[Records from a collection]
*** Block opens ***
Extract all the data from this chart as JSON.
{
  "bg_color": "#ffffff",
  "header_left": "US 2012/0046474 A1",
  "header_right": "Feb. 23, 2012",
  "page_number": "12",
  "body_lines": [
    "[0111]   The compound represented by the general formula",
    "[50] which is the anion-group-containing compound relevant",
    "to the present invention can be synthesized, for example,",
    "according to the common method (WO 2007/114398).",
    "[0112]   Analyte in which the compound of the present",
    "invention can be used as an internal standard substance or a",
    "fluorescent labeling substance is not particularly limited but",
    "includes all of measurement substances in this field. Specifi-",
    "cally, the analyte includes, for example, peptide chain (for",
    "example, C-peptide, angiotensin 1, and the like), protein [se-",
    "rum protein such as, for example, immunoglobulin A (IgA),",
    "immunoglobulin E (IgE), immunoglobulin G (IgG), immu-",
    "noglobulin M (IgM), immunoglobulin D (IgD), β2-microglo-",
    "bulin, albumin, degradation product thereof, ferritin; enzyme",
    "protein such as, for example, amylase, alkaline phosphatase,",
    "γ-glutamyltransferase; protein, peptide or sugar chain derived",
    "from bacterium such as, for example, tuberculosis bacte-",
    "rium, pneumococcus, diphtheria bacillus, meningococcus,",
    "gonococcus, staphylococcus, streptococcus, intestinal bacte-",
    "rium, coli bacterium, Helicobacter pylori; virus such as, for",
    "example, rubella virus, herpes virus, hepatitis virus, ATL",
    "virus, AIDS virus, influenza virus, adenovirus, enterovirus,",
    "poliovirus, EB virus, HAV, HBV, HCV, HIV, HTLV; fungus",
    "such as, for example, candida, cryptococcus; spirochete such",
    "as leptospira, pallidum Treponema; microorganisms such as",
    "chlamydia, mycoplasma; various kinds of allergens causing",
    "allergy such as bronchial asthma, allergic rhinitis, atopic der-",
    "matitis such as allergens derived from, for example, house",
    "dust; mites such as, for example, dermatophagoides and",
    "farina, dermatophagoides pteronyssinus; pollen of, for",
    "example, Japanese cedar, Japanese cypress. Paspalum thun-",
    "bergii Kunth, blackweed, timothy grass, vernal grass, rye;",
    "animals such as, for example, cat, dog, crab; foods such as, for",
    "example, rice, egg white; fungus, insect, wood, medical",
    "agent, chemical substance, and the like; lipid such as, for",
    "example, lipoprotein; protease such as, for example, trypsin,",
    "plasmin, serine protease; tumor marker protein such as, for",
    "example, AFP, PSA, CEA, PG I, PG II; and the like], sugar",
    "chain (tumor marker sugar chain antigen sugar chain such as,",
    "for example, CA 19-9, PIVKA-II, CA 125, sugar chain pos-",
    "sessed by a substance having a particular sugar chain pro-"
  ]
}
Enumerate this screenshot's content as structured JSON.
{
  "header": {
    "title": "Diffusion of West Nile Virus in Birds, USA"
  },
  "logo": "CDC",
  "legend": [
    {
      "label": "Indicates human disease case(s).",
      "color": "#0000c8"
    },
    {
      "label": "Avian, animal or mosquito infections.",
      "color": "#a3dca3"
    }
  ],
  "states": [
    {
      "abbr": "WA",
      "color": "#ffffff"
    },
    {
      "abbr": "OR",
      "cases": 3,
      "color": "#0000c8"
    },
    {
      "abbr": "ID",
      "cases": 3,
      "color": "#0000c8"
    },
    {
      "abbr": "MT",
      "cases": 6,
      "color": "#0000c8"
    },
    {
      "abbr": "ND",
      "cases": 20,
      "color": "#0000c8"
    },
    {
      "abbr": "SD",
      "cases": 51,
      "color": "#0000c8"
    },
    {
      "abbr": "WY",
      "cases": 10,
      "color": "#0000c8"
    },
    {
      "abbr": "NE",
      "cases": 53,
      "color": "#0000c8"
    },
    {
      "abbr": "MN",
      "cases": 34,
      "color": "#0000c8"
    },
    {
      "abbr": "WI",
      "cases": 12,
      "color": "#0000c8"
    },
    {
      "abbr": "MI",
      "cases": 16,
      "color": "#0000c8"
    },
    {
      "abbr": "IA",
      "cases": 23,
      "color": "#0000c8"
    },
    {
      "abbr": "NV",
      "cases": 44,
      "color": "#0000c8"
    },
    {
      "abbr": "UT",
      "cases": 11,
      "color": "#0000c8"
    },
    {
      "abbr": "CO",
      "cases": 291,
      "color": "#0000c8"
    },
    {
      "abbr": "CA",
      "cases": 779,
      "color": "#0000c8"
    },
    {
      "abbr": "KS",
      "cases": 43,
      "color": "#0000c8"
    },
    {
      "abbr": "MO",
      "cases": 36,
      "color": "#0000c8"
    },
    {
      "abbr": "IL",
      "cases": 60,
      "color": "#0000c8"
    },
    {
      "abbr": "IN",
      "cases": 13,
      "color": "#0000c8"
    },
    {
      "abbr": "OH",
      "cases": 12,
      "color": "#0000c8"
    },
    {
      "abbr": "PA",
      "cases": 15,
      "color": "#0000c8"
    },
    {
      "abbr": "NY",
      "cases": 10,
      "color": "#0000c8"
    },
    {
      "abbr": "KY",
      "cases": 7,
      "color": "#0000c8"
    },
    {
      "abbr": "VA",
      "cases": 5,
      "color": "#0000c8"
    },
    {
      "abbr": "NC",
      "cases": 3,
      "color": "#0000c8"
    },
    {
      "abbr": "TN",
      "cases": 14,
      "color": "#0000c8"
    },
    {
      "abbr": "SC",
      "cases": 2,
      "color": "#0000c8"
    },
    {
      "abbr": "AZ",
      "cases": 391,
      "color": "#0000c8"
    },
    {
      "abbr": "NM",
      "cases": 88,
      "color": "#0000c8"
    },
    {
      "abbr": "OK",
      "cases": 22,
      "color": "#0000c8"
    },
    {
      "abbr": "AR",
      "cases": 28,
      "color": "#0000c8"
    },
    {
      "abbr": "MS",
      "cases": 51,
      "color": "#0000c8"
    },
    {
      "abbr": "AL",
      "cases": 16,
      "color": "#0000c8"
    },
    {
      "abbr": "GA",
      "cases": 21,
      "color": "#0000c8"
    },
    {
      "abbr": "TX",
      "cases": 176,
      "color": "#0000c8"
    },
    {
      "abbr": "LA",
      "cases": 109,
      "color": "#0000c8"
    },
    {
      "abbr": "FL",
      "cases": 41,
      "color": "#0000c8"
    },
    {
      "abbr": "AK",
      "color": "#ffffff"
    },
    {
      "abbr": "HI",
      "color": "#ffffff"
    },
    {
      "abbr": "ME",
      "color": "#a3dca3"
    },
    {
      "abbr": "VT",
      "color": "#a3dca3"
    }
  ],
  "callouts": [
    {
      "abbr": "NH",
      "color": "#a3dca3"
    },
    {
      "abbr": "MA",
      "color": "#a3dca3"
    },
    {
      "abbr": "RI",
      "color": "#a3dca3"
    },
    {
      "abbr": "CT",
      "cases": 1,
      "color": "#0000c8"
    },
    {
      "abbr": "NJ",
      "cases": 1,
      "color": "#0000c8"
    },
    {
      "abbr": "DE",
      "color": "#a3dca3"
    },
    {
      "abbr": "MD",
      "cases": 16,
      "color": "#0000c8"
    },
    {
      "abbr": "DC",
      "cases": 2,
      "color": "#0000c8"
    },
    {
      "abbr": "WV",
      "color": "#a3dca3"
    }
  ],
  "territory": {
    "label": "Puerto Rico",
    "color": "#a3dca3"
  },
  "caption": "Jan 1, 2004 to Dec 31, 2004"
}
*** Block closes ***
- **What is expected**
Work out how many lines of the entries contain the word "JSON", and answer with that number alone.

- **Problem solution**
2